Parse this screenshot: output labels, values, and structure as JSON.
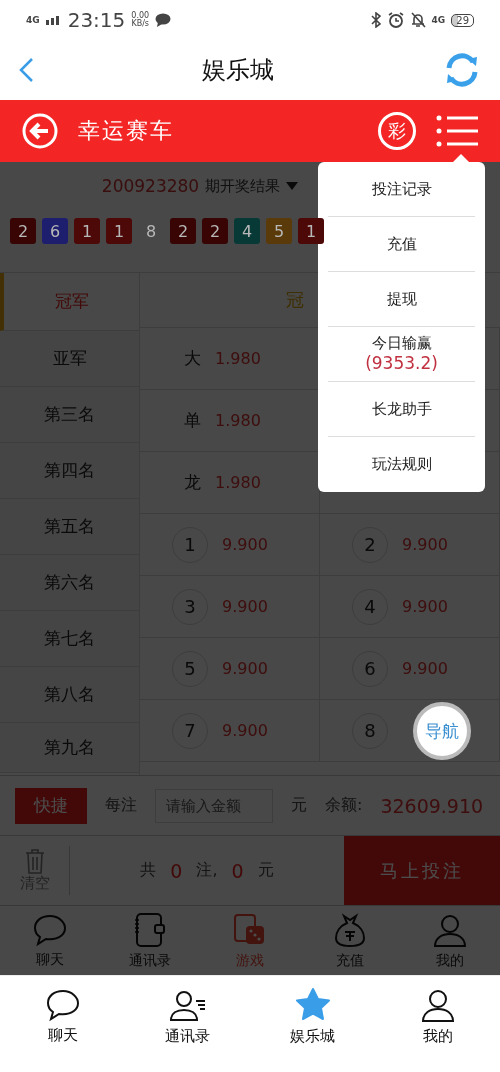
{
  "status_bar": {
    "network": "4G",
    "time": "23:15",
    "speed": "0.00",
    "speed_unit": "KB/s",
    "network_right": "4G",
    "battery": "29"
  },
  "header": {
    "title": "娱乐城"
  },
  "game_bar": {
    "title": "幸运赛车",
    "badge": "彩"
  },
  "draw": {
    "issue": "200923280",
    "label": "期开奖结果",
    "balls": [
      {
        "number": "2",
        "color": "#380404"
      },
      {
        "number": "6",
        "color": "#1e1e6e"
      },
      {
        "number": "1",
        "color": "#4d0808"
      },
      {
        "number": "1",
        "color": "#4d0808"
      },
      {
        "number": "8",
        "color": "#484848"
      },
      {
        "number": "2",
        "color": "#380404"
      },
      {
        "number": "2",
        "color": "#380404"
      },
      {
        "number": "4",
        "color": "#073a37"
      },
      {
        "number": "5",
        "color": "#5a3a08"
      },
      {
        "number": "1",
        "color": "#4d0808"
      }
    ]
  },
  "positions": [
    {
      "label": "冠军",
      "selected": true
    },
    {
      "label": "亚军",
      "selected": false
    },
    {
      "label": "第三名",
      "selected": false
    },
    {
      "label": "第四名",
      "selected": false
    },
    {
      "label": "第五名",
      "selected": false
    },
    {
      "label": "第六名",
      "selected": false
    },
    {
      "label": "第七名",
      "selected": false
    },
    {
      "label": "第八名",
      "selected": false
    },
    {
      "label": "第九名",
      "selected": false
    }
  ],
  "bet_header": "冠",
  "bet_rows": [
    [
      {
        "kind": "text",
        "label": "大",
        "odds": "1.980"
      }
    ],
    [
      {
        "kind": "text",
        "label": "单",
        "odds": "1.980"
      }
    ],
    [
      {
        "kind": "text",
        "label": "龙",
        "odds": "1.980"
      }
    ],
    [
      {
        "kind": "ball",
        "label": "1",
        "odds": "9.900"
      },
      {
        "kind": "ball",
        "label": "2",
        "odds": "9.900"
      }
    ],
    [
      {
        "kind": "ball",
        "label": "3",
        "odds": "9.900"
      },
      {
        "kind": "ball",
        "label": "4",
        "odds": "9.900"
      }
    ],
    [
      {
        "kind": "ball",
        "label": "5",
        "odds": "9.900"
      },
      {
        "kind": "ball",
        "label": "6",
        "odds": "9.900"
      }
    ],
    [
      {
        "kind": "ball",
        "label": "7",
        "odds": "9.900"
      },
      {
        "kind": "ball",
        "label": "8"
      }
    ]
  ],
  "bet_bar": {
    "quick": "快捷",
    "per": "每注",
    "placeholder": "请输入金额",
    "unit": "元",
    "balance_label": "余额:",
    "balance": "32609.910"
  },
  "summary": {
    "clear": "清空",
    "prefix": "共",
    "count": "0",
    "mid": "注,",
    "amount": "0",
    "suffix": "元",
    "submit": "马上投注"
  },
  "app_tabs": [
    {
      "label": "聊天",
      "selected": false
    },
    {
      "label": "通讯录",
      "selected": false
    },
    {
      "label": "游戏",
      "selected": true
    },
    {
      "label": "充值",
      "selected": false
    },
    {
      "label": "我的",
      "selected": false
    }
  ],
  "menu": [
    {
      "label": "投注记录"
    },
    {
      "label": "充值"
    },
    {
      "label": "提现"
    },
    {
      "label": "今日输赢",
      "value": "(9353.2)"
    },
    {
      "label": "长龙助手"
    },
    {
      "label": "玩法规则"
    }
  ],
  "float_button": "导航",
  "nav_tabs": [
    {
      "label": "聊天",
      "selected": false
    },
    {
      "label": "通讯录",
      "selected": false
    },
    {
      "label": "娱乐城",
      "selected": true
    },
    {
      "label": "我的",
      "selected": false
    }
  ]
}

++++++++++++++++++++

- _SHORT EXERCISE_
Would you mind returning each entry above word for word, skipping the images?

- _RESULT OF THE TASK_
Parse this screenshot: output labels, values, and structure as JSON.
{
  "status_bar": {
    "network": "4G",
    "time": "23:15",
    "speed": "0.00",
    "speed_unit": "KB/s",
    "network_right": "4G",
    "battery": "29"
  },
  "header": {
    "title": "娱乐城"
  },
  "game_bar": {
    "title": "幸运赛车",
    "badge": "彩"
  },
  "draw": {
    "issue": "200923280",
    "label": "期开奖结果",
    "balls": [
      {
        "number": "2",
        "color": "#380404"
      },
      {
        "number": "6",
        "color": "#1e1e6e"
      },
      {
        "number": "1",
        "color": "#4d0808"
      },
      {
        "number": "1",
        "color": "#4d0808"
      },
      {
        "number": "8",
        "color": "#484848"
      },
      {
        "number": "2",
        "color": "#380404"
      },
      {
        "number": "2",
        "color": "#380404"
      },
      {
        "number": "4",
        "color": "#073a37"
      },
      {
        "number": "5",
        "color": "#5a3a08"
      },
      {
        "number": "1",
        "color": "#4d0808"
      }
    ]
  },
  "positions": [
    {
      "label": "冠军",
      "selected": true
    },
    {
      "label": "亚军",
      "selected": false
    },
    {
      "label": "第三名",
      "selected": false
    },
    {
      "label": "第四名",
      "selected": false
    },
    {
      "label": "第五名",
      "selected": false
    },
    {
      "label": "第六名",
      "selected": false
    },
    {
      "label": "第七名",
      "selected": false
    },
    {
      "label": "第八名",
      "selected": false
    },
    {
      "label": "第九名",
      "selected": false
    }
  ],
  "bet_header": "冠",
  "bet_rows": [
    [
      {
        "kind": "text",
        "label": "大",
        "odds": "1.980"
      }
    ],
    [
      {
        "kind": "text",
        "label": "单",
        "odds": "1.980"
      }
    ],
    [
      {
        "kind": "text",
        "label": "龙",
        "odds": "1.980"
      }
    ],
    [
      {
        "kind": "ball",
        "label": "1",
        "odds": "9.900"
      },
      {
        "kind": "ball",
        "label": "2",
        "odds": "9.900"
      }
    ],
    [
      {
        "kind": "ball",
        "label": "3",
        "odds": "9.900"
      },
      {
        "kind": "ball",
        "label": "4",
        "odds": "9.900"
      }
    ],
    [
      {
        "kind": "ball",
        "label": "5",
        "odds": "9.900"
      },
      {
        "kind": "ball",
        "label": "6",
        "odds": "9.900"
      }
    ],
    [
      {
        "kind": "ball",
        "label": "7",
        "odds": "9.900"
      },
      {
        "kind": "ball",
        "label": "8"
      }
    ]
  ],
  "bet_bar": {
    "quick": "快捷",
    "per": "每注",
    "placeholder": "请输入金额",
    "unit": "元",
    "balance_label": "余额:",
    "balance": "32609.910"
  },
  "summary": {
    "clear": "清空",
    "prefix": "共",
    "count": "0",
    "mid": "注,",
    "amount": "0",
    "suffix": "元",
    "submit": "马上投注"
  },
  "app_tabs": [
    {
      "label": "聊天",
      "selected": false
    },
    {
      "label": "通讯录",
      "selected": false
    },
    {
      "label": "游戏",
      "selected": true
    },
    {
      "label": "充值",
      "selected": false
    },
    {
      "label": "我的",
      "selected": false
    }
  ],
  "menu": [
    {
      "label": "投注记录"
    },
    {
      "label": "充值"
    },
    {
      "label": "提现"
    },
    {
      "label": "今日输赢",
      "value": "(9353.2)"
    },
    {
      "label": "长龙助手"
    },
    {
      "label": "玩法规则"
    }
  ],
  "float_button": "导航",
  "nav_tabs": [
    {
      "label": "聊天",
      "selected": false
    },
    {
      "label": "通讯录",
      "selected": false
    },
    {
      "label": "娱乐城",
      "selected": true
    },
    {
      "label": "我的",
      "selected": false
    }
  ]
}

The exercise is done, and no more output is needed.